### What to work on
Find each line with "ideas" and copy it.
[Begin]
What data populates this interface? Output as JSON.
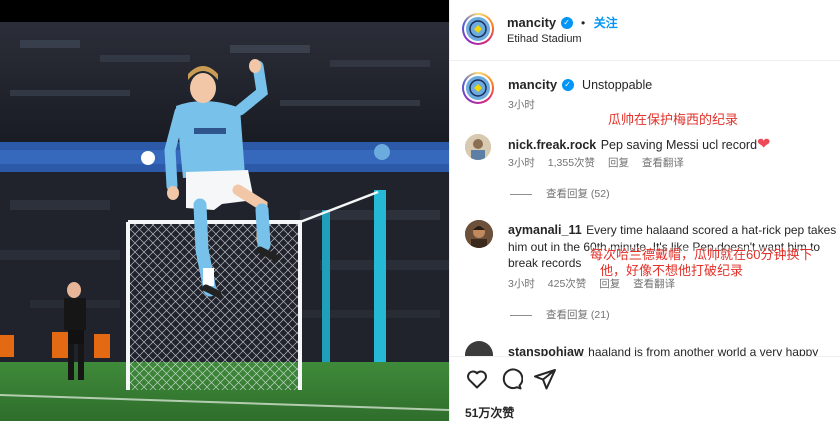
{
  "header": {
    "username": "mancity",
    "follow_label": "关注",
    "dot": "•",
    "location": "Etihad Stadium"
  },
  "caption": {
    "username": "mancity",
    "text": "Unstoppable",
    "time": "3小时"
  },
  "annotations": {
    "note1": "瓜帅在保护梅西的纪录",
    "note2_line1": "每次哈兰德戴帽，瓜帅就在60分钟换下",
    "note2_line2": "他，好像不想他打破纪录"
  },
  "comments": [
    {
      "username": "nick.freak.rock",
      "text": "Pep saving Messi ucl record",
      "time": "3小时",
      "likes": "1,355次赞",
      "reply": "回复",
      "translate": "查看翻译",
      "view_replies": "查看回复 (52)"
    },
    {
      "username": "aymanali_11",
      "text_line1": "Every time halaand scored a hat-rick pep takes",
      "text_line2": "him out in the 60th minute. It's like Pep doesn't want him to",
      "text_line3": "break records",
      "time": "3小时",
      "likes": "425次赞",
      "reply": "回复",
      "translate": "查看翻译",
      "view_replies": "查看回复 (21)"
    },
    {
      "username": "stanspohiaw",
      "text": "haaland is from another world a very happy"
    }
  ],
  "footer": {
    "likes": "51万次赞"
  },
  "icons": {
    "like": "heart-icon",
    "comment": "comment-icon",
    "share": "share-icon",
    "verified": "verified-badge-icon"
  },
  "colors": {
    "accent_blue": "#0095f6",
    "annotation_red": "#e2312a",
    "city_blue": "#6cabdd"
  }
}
[End]
[Begin]
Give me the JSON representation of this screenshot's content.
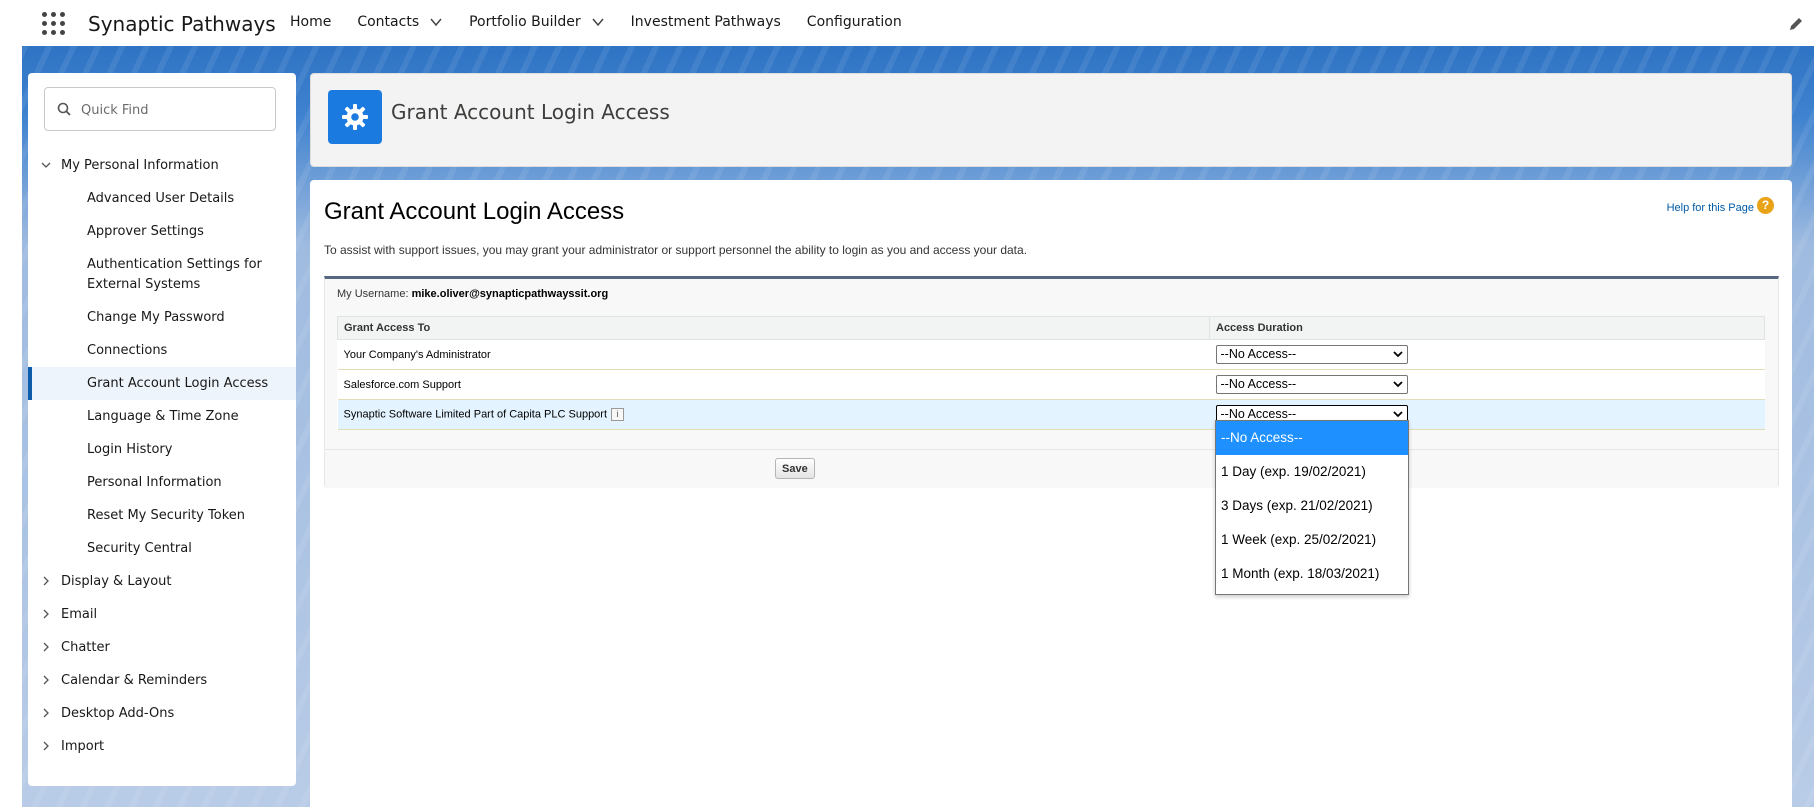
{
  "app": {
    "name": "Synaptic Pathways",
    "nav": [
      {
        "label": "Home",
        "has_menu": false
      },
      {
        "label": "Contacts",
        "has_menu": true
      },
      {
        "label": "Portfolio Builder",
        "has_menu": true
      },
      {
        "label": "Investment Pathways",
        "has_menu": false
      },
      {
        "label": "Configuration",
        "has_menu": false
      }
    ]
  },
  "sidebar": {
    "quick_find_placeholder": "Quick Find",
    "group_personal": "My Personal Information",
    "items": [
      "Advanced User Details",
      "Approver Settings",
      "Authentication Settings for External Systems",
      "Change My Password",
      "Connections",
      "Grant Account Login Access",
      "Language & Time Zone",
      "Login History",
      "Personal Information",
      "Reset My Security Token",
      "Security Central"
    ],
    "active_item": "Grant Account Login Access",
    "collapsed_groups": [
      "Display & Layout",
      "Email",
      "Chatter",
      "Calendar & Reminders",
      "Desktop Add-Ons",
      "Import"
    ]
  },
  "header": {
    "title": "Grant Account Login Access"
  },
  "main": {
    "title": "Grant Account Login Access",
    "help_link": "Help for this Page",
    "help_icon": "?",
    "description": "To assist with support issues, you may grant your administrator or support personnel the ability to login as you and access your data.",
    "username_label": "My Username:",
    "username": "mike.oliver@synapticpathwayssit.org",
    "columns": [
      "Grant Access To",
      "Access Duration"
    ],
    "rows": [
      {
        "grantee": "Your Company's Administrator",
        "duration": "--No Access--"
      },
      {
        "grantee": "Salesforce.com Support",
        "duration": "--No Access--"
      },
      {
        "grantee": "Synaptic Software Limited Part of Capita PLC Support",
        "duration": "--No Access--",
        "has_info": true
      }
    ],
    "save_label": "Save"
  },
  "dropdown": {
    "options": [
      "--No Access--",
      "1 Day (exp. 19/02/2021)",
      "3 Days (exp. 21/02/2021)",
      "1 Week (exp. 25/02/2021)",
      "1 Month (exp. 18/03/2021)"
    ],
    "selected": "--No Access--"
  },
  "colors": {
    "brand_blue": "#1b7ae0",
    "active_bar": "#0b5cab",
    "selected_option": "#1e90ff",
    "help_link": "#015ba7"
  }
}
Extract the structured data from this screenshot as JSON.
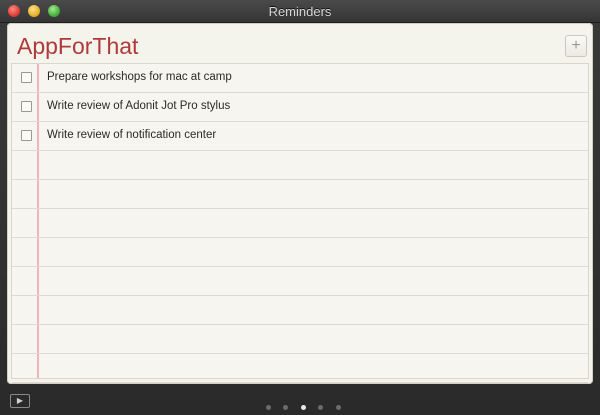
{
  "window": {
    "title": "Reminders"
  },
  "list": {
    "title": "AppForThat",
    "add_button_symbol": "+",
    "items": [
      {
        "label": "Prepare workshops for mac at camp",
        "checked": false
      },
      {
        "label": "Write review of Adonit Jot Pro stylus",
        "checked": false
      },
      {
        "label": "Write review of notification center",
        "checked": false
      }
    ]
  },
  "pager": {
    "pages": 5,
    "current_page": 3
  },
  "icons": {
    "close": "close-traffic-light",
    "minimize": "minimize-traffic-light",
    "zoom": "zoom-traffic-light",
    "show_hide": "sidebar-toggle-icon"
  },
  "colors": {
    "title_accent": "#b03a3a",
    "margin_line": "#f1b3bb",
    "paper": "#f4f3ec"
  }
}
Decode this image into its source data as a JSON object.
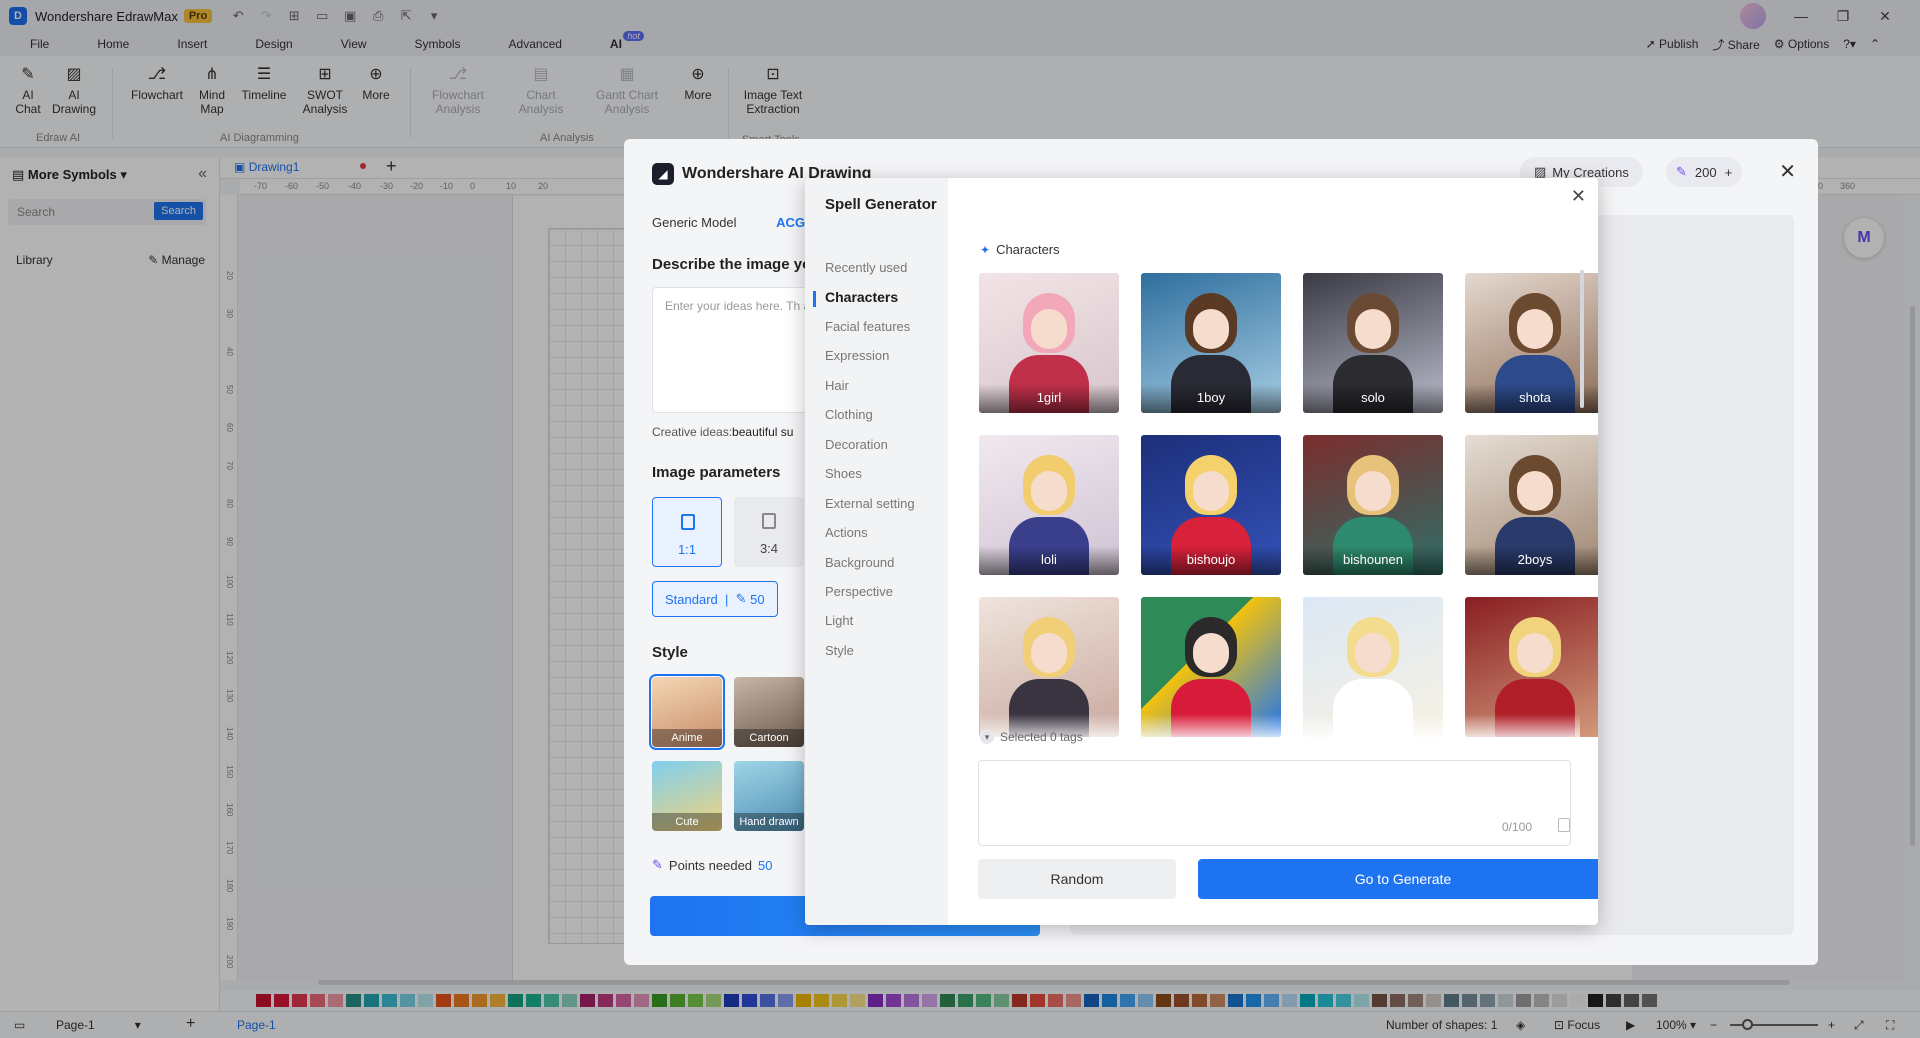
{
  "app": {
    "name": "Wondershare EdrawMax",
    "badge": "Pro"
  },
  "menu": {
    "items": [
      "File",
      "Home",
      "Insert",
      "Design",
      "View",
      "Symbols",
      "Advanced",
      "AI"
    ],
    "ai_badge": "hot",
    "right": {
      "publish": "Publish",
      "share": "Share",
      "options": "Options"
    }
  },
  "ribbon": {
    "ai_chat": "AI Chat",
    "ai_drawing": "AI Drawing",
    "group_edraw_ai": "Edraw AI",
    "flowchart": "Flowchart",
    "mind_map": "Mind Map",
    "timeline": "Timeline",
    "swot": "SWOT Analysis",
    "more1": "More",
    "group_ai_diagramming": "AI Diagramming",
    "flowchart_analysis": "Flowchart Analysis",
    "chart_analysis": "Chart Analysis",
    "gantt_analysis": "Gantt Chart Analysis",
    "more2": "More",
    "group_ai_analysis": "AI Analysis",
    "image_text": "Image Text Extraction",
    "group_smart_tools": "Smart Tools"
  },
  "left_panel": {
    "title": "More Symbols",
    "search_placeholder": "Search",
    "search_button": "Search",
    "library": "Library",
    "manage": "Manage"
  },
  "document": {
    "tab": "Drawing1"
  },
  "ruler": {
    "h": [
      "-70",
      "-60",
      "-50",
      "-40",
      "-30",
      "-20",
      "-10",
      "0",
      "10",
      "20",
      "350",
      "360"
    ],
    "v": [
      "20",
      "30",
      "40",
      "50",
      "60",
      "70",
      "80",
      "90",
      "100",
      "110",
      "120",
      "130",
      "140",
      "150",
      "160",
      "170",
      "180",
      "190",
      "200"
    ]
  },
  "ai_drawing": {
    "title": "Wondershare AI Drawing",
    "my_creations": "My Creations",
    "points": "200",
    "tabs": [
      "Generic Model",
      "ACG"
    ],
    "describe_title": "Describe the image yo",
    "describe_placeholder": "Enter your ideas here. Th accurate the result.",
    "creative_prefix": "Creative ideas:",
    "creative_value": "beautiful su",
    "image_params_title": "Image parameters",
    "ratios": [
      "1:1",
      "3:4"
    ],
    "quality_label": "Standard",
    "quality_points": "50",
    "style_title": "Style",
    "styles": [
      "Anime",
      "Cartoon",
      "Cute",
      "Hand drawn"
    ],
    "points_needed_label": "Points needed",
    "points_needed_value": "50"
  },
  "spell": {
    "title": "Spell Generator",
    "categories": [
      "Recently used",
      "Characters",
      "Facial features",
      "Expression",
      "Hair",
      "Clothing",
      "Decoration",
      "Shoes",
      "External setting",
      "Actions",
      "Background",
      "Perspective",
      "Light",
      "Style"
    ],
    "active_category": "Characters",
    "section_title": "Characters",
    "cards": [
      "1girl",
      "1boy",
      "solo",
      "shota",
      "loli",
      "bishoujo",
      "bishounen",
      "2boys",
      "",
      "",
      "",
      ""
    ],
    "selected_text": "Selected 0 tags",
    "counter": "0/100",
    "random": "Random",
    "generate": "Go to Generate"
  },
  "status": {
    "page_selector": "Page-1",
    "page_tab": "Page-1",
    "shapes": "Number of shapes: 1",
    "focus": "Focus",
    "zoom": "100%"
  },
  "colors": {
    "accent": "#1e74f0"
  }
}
[End]
### Written solution
    "describe_placeholder": "Enter your ideas here. Th accurate the result.",
    "creative_prefix": "Creative ideas:",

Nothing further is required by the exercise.